**** PROVIDED ENTRIES ****

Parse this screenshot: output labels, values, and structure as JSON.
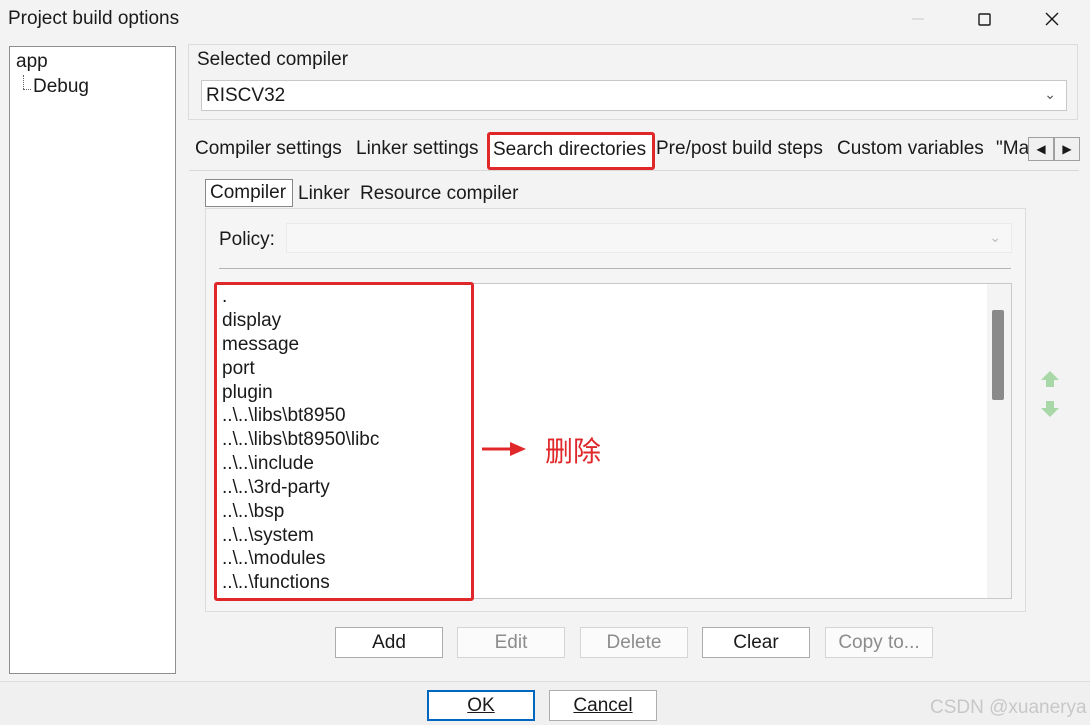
{
  "window": {
    "title": "Project build options"
  },
  "tree": {
    "root": "app",
    "child": "Debug"
  },
  "compiler": {
    "group_label": "Selected compiler",
    "selected": "RISCV32"
  },
  "tabs": [
    {
      "label": "Compiler settings"
    },
    {
      "label": "Linker settings"
    },
    {
      "label": "Search directories",
      "active": true
    },
    {
      "label": "Pre/post build steps"
    },
    {
      "label": "Custom variables"
    },
    {
      "label": "\"Ma"
    }
  ],
  "subtabs": [
    {
      "label": "Compiler",
      "active": true
    },
    {
      "label": "Linker"
    },
    {
      "label": "Resource compiler"
    }
  ],
  "policy": {
    "label": "Policy:",
    "value": ""
  },
  "directories": [
    ".",
    "display",
    "message",
    "port",
    "plugin",
    "..\\..\\libs\\bt8950",
    "..\\..\\libs\\bt8950\\libc",
    "..\\..\\include",
    "..\\..\\3rd-party",
    "..\\..\\bsp",
    "..\\..\\system",
    "..\\..\\modules",
    "..\\..\\functions"
  ],
  "annotation": {
    "text": "删除",
    "color": "#e0282b"
  },
  "buttons": {
    "add": "Add",
    "edit": "Edit",
    "delete": "Delete",
    "clear": "Clear",
    "copy_to": "Copy to..."
  },
  "footer": {
    "ok": "OK",
    "cancel": "Cancel"
  },
  "watermark": "CSDN @xuanerya",
  "icons": {
    "minimize": "minimize-icon",
    "maximize": "maximize-icon",
    "close": "close-icon",
    "scroll_left": "chevron-left-icon",
    "scroll_right": "chevron-right-icon",
    "move_up": "arrow-up-icon",
    "move_down": "arrow-down-icon"
  }
}
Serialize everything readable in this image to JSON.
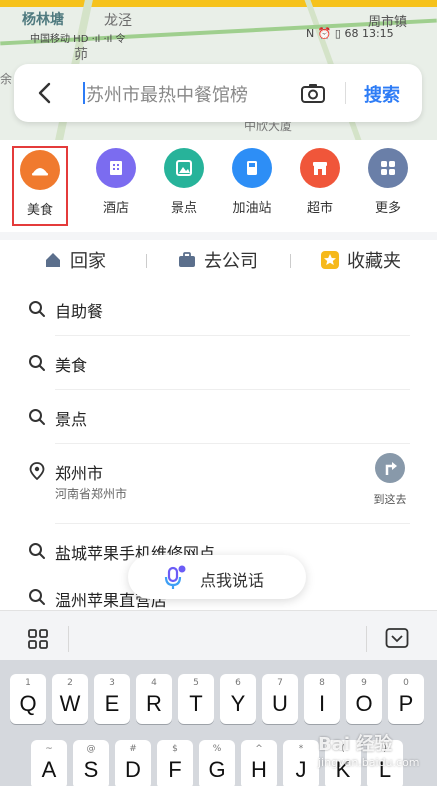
{
  "status_bar": {
    "left_text": "中国移动 HD ·ıl ·ıl 令",
    "right_text": "N ⏰ ▯ 68 13:15"
  },
  "map": {
    "places": [
      "杨林塘",
      "龙泾",
      "周市镇",
      "茆",
      "中欣大厦",
      "余"
    ]
  },
  "search": {
    "placeholder": "苏州市最热中餐馆榜",
    "button_label": "搜索"
  },
  "categories": [
    {
      "label": "美食",
      "icon": "food-icon",
      "color": "#f07a2e"
    },
    {
      "label": "酒店",
      "icon": "hotel-icon",
      "color": "#7b6cf0"
    },
    {
      "label": "景点",
      "icon": "scenic-icon",
      "color": "#27b39a"
    },
    {
      "label": "加油站",
      "icon": "gas-station-icon",
      "color": "#2d8ef6"
    },
    {
      "label": "超市",
      "icon": "supermarket-icon",
      "color": "#f0563a"
    },
    {
      "label": "更多",
      "icon": "more-icon",
      "color": "#6a7fa8"
    }
  ],
  "shortcuts": [
    {
      "label": "回家",
      "icon": "home-icon"
    },
    {
      "label": "去公司",
      "icon": "briefcase-icon"
    },
    {
      "label": "收藏夹",
      "icon": "star-icon"
    }
  ],
  "history": [
    {
      "text": "自助餐",
      "icon": "search-icon"
    },
    {
      "text": "美食",
      "icon": "search-icon"
    },
    {
      "text": "景点",
      "icon": "search-icon"
    },
    {
      "text": "郑州市",
      "sub": "河南省郑州市",
      "icon": "location-pin-icon"
    },
    {
      "text": "盐城苹果手机维修网点",
      "icon": "search-icon"
    },
    {
      "text": "温州苹果直营店",
      "icon": "search-icon"
    }
  ],
  "goto_label": "到这去",
  "voice_label": "点我说话",
  "keyboard": {
    "row1": [
      {
        "sub": "1",
        "main": "Q"
      },
      {
        "sub": "2",
        "main": "W"
      },
      {
        "sub": "3",
        "main": "E"
      },
      {
        "sub": "4",
        "main": "R"
      },
      {
        "sub": "5",
        "main": "T"
      },
      {
        "sub": "6",
        "main": "Y"
      },
      {
        "sub": "7",
        "main": "U"
      },
      {
        "sub": "8",
        "main": "I"
      },
      {
        "sub": "9",
        "main": "O"
      },
      {
        "sub": "0",
        "main": "P"
      }
    ],
    "row2": [
      {
        "sub": "~",
        "main": "A"
      },
      {
        "sub": "@",
        "main": "S"
      },
      {
        "sub": "#",
        "main": "D"
      },
      {
        "sub": "$",
        "main": "F"
      },
      {
        "sub": "%",
        "main": "G"
      },
      {
        "sub": "^",
        "main": "H"
      },
      {
        "sub": "*",
        "main": "J"
      },
      {
        "sub": "(",
        "main": "K"
      },
      {
        "sub": ")",
        "main": "L"
      }
    ]
  },
  "watermark": {
    "line1": "Bai 经验",
    "line2": "jingyan.baidu.com"
  }
}
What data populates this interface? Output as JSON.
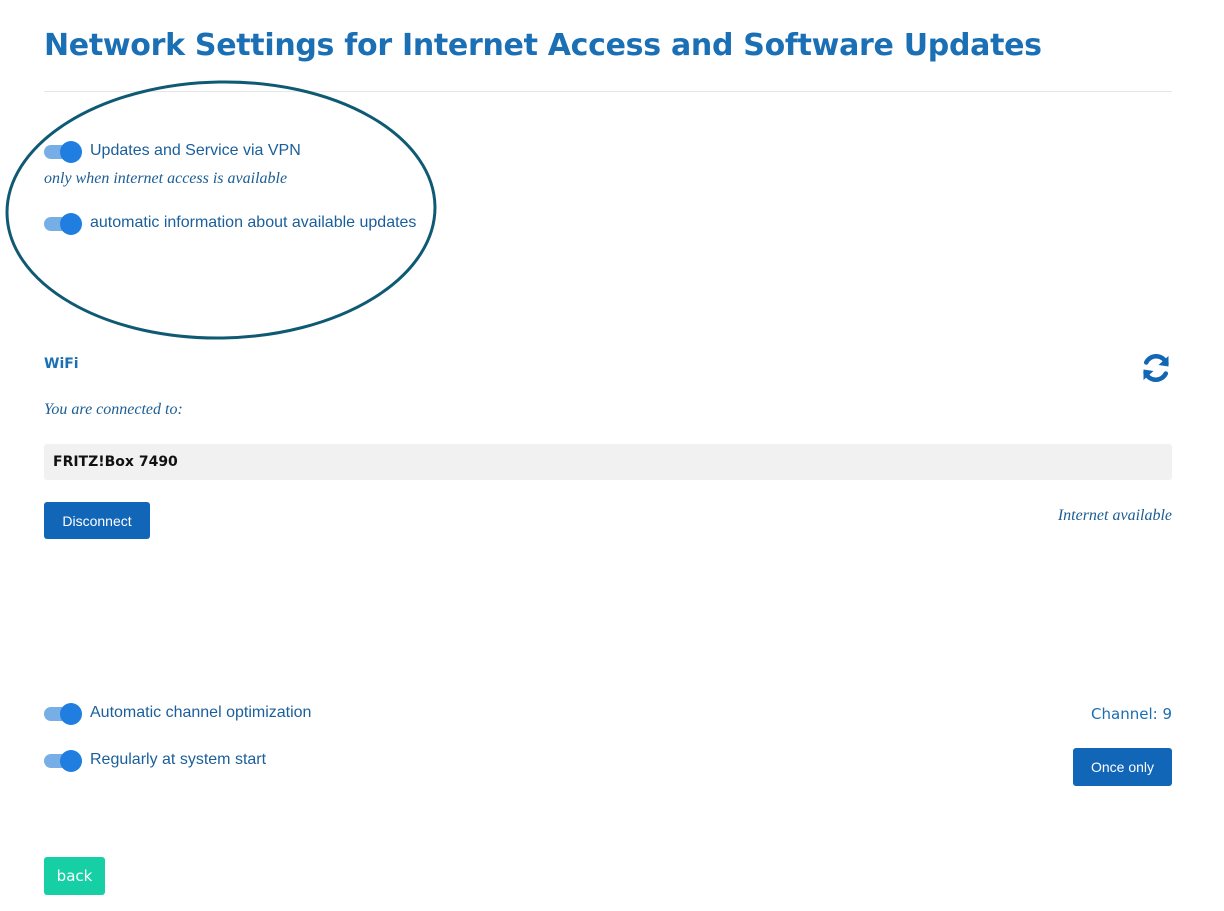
{
  "page": {
    "title": "Network Settings for Internet Access and Software Updates"
  },
  "updates": {
    "vpn_toggle": {
      "label": "Updates and Service via VPN",
      "checked": true
    },
    "vpn_hint": "only when internet access is available",
    "auto_info_toggle": {
      "label": "automatic information about available updates",
      "checked": true
    }
  },
  "wifi": {
    "section_title": "WiFi",
    "connected_label": "You are connected to:",
    "network_name": "FRITZ!Box 7490",
    "disconnect_label": "Disconnect",
    "internet_status": "Internet available",
    "refresh_icon": "refresh-icon"
  },
  "channel": {
    "auto_optimization_toggle": {
      "label": "Automatic channel optimization",
      "checked": true
    },
    "system_start_toggle": {
      "label": "Regularly at system start",
      "checked": true
    },
    "channel_text": "Channel: 9",
    "once_only_label": "Once only"
  },
  "footer": {
    "back_label": "back"
  },
  "colors": {
    "accent": "#1b70b5",
    "button": "#1166b8",
    "toggle_on": "#1f7ee0",
    "back_button": "#17cfa5",
    "annotation_ellipse": "#0f5a73"
  }
}
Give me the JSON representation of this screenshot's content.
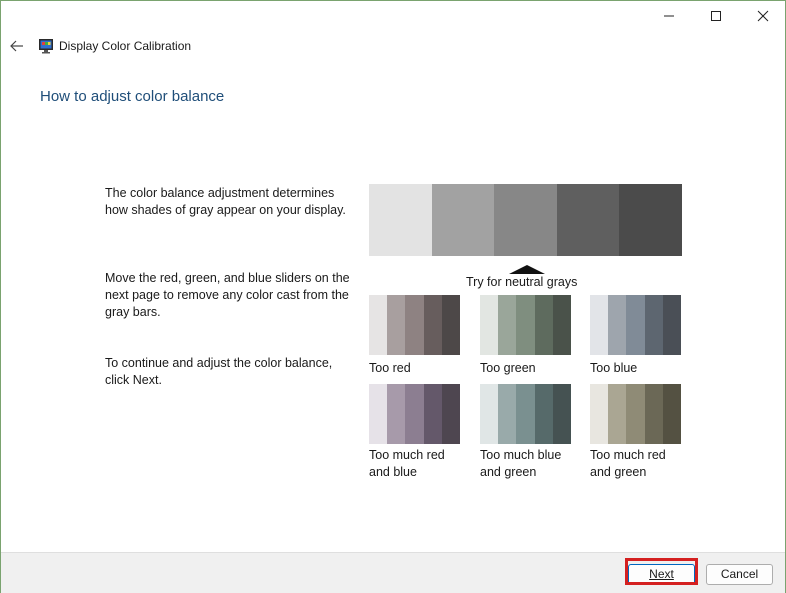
{
  "window": {
    "title": "Display Color Calibration",
    "controls": {
      "minimize": "minimize-icon",
      "maximize": "maximize-icon",
      "close": "close-icon"
    }
  },
  "page": {
    "heading": "How to adjust color balance",
    "paragraphs": [
      "The color balance adjustment determines how shades of gray appear on your display.",
      "Move the red, green, and blue sliders on the next page to remove any color cast from the gray bars.",
      "To continue and adjust the color balance, click Next."
    ],
    "neutral_label": "Try for neutral grays",
    "neutral_bar_colors": [
      "#e3e3e3",
      "#a2a2a2",
      "#878787",
      "#5f5f5f",
      "#4b4b4b"
    ],
    "samples": [
      {
        "label": "Too red",
        "colors": [
          "#e6e4e4",
          "#a89f9f",
          "#8e8282",
          "#675d5d",
          "#4d4848"
        ]
      },
      {
        "label": "Too green",
        "colors": [
          "#e2e6e2",
          "#9aa69a",
          "#7f8e7f",
          "#5e6b5e",
          "#4a524a"
        ]
      },
      {
        "label": "Too blue",
        "colors": [
          "#e2e4e8",
          "#9ea5ad",
          "#808b97",
          "#5d6670",
          "#4a4f56"
        ]
      },
      {
        "label": "Too much red and blue",
        "colors": [
          "#e6e2e8",
          "#a79aaa",
          "#8c7e91",
          "#64586a",
          "#4e4650"
        ]
      },
      {
        "label": "Too much blue and green",
        "colors": [
          "#e0e6e6",
          "#99aaaa",
          "#7a9090",
          "#566a6a",
          "#455252"
        ]
      },
      {
        "label": "Too much red and green",
        "colors": [
          "#e8e6e0",
          "#aaa693",
          "#8f8b76",
          "#6b6856",
          "#545142"
        ]
      }
    ]
  },
  "footer": {
    "next_label": "Next",
    "cancel_label": "Cancel"
  },
  "colors": {
    "heading": "#1f4e79",
    "highlight": "#d42020",
    "window_border": "#7aa36f"
  }
}
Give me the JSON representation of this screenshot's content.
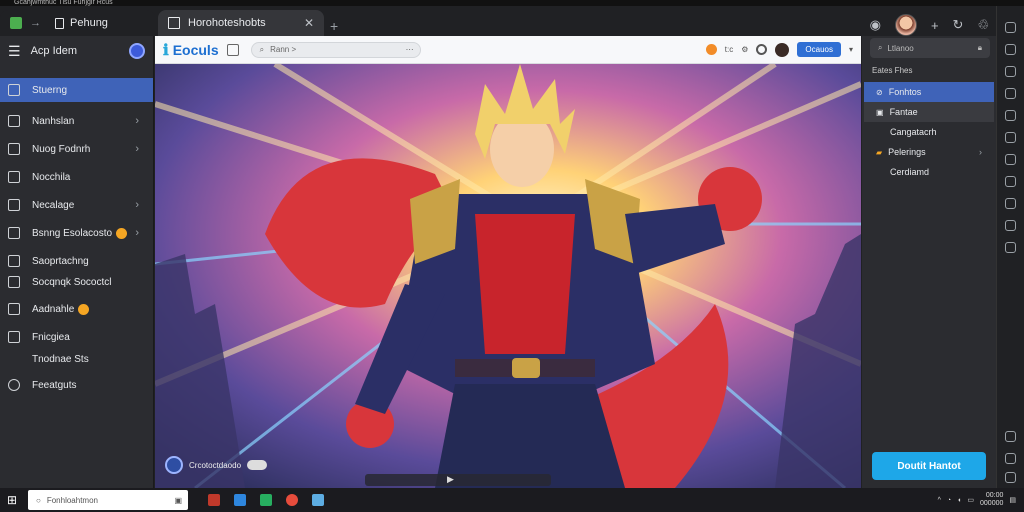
{
  "window": {
    "title_strip": "Gcahjwmthuc Tlsu Fuhjgir Rcus"
  },
  "tabs": [
    {
      "label": "Pehung"
    },
    {
      "label": "Horohoteshobts"
    }
  ],
  "left_sidebar": {
    "header": "Acp Idem",
    "items": [
      {
        "label": "Stuerng",
        "has_chevron": false,
        "selected": true
      },
      {
        "label": "Nanhslan",
        "has_chevron": true,
        "selected": false
      },
      {
        "label": "Nuog Fodnrh",
        "has_chevron": true,
        "selected": false
      },
      {
        "label": "Nocchila",
        "has_chevron": false,
        "selected": false
      },
      {
        "label": "Necalage",
        "has_chevron": true,
        "selected": false
      },
      {
        "label": "Bsnng Esolacosto",
        "has_chevron": true,
        "selected": false,
        "emoji": true
      },
      {
        "label": "Saoprtachng",
        "has_chevron": false,
        "selected": false
      },
      {
        "label": "Socqnqk Sococtcl",
        "has_chevron": false,
        "selected": false
      },
      {
        "label": "Aadnahle",
        "has_chevron": false,
        "selected": false,
        "emoji": true
      },
      {
        "label": "Fnicgiea",
        "has_chevron": false,
        "selected": false
      },
      {
        "label": "Tnodnae Sts",
        "has_chevron": false,
        "selected": false
      },
      {
        "label": "Feeatguts",
        "has_chevron": false,
        "selected": false
      }
    ]
  },
  "toolbar": {
    "brand": "Eoculs",
    "search_placeholder": "Rann >",
    "count": "t:c",
    "button": "Ocauos"
  },
  "hero": {
    "pill_label": "Crcotoctdaodo"
  },
  "right_panel": {
    "search_placeholder": "Ltlanoo",
    "title": "Eates Fhes",
    "items": [
      {
        "label": "Fonhtos",
        "style": "selected"
      },
      {
        "label": "Fantae",
        "style": "hover"
      },
      {
        "label": "Cangatacrh",
        "style": "normal"
      },
      {
        "label": "Pelerings",
        "style": "normal",
        "has_chevron": true
      },
      {
        "label": "Cerdiamd",
        "style": "normal"
      }
    ],
    "cta": "Doutit Hantot"
  },
  "taskbar": {
    "search_placeholder": "Fonhloahtmon",
    "time": "00:00",
    "date": "000000"
  },
  "colors": {
    "accent": "#3f63b8",
    "cta": "#1ea7e8",
    "brand": "#1d6fd1"
  }
}
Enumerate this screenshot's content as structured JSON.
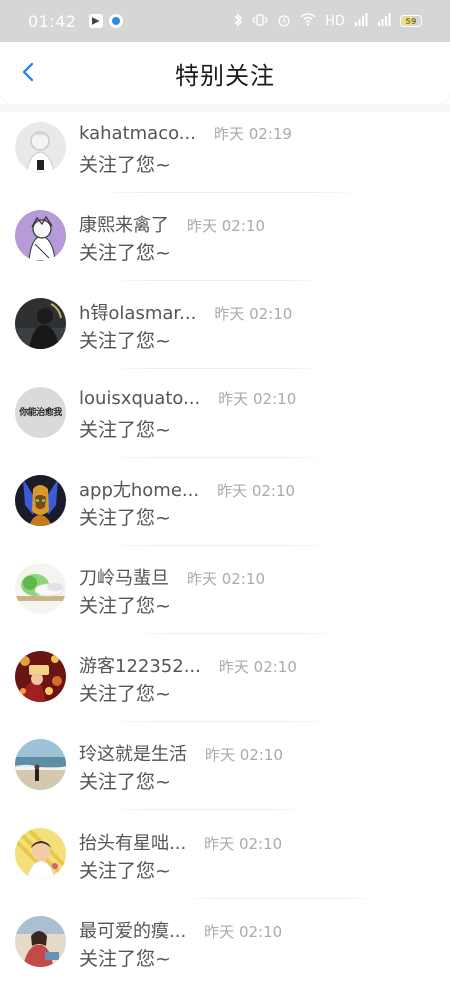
{
  "status_bar": {
    "time": "01:42",
    "network_label": "HD",
    "battery_level": "59",
    "battery_percent": 59,
    "icons": [
      "app-notification-icon",
      "browser-icon",
      "bluetooth-icon",
      "vibrate-icon",
      "alarm-icon",
      "wifi-icon",
      "signal-icon",
      "signal-4g-icon",
      "battery-icon"
    ]
  },
  "header": {
    "title": "特别关注",
    "back_icon": "chevron-left-icon",
    "accent_color": "#2a8be8"
  },
  "notifications": [
    {
      "name": "kahatmaco...",
      "time": "昨天 02:19",
      "message": "关注了您~"
    },
    {
      "name": "康熙来禽了",
      "time": "昨天 02:10",
      "message": "关注了您~"
    },
    {
      "name": "h锝olasmar...",
      "time": "昨天 02:10",
      "message": "关注了您~"
    },
    {
      "name": "louisxquato...",
      "time": "昨天 02:10",
      "message": "关注了您~",
      "avatar_text": "你能治愈我"
    },
    {
      "name": "app尢home...",
      "time": "昨天 02:10",
      "message": "关注了您~"
    },
    {
      "name": "刀岭马蜚旦",
      "time": "昨天 02:10",
      "message": "关注了您~"
    },
    {
      "name": "游客122352...",
      "time": "昨天 02:10",
      "message": "关注了您~"
    },
    {
      "name": "玲这就是生活",
      "time": "昨天 02:10",
      "message": "关注了您~"
    },
    {
      "name": "抬头有星咄...",
      "time": "昨天 02:10",
      "message": "关注了您~"
    },
    {
      "name": "最可爱的瘼...",
      "time": "昨天 02:10",
      "message": "关注了您~"
    }
  ]
}
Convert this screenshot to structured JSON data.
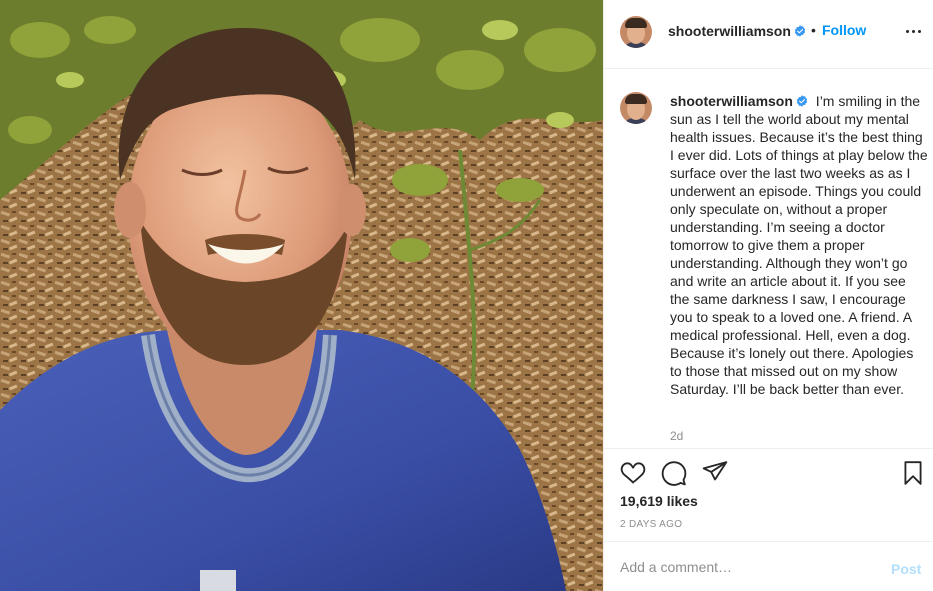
{
  "header": {
    "username": "shooterwilliamson",
    "verified_icon": "verified-badge-icon",
    "separator": "•",
    "follow_label": "Follow",
    "more_icon": "more-options-icon"
  },
  "caption": {
    "username": "shooterwilliamson",
    "text": "I’m smiling in the sun as I tell the world about my mental health issues. Because it’s the best thing I ever did. Lots of things at play below the surface over the last two weeks as as I underwent an episode. Things you could only speculate on, without a proper understanding. I’m seeing a doctor tomorrow to give them a proper understanding. Although they won’t go and write an article about it. If you see the same darkness I saw, I encourage you to speak to a loved one. A friend. A medical professional. Hell, even a dog. Because it’s lonely out there. Apologies to those that missed out on my show Saturday. I’ll be back better than ever.",
    "time_ago": "2d"
  },
  "actions": {
    "icons": [
      "heart-icon",
      "comment-icon",
      "share-icon",
      "bookmark-icon"
    ],
    "likes": "19,619 likes",
    "date": "2 DAYS AGO"
  },
  "comment": {
    "placeholder": "Add a comment…",
    "post_label": "Post"
  },
  "colors": {
    "accent": "#0095f6",
    "post_disabled": "#b2dffc",
    "muted": "#8e8e8e",
    "text": "#262626",
    "border": "#efefef"
  }
}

****

= AIM OF THE EXERCISE =
Return every line holding the word "this" from the records.

= COMPLETE OUTPUT =
Parse this screenshot: output labels, values, and structure as JSON.
Serialize everything readable in this image to JSON.
What data populates this interface? Output as JSON.
Give me the JSON representation of this screenshot's content.
Give me the JSON representation of this screenshot's content.
Enumerate this screenshot's content as structured JSON.
Convert this screenshot to structured JSON data.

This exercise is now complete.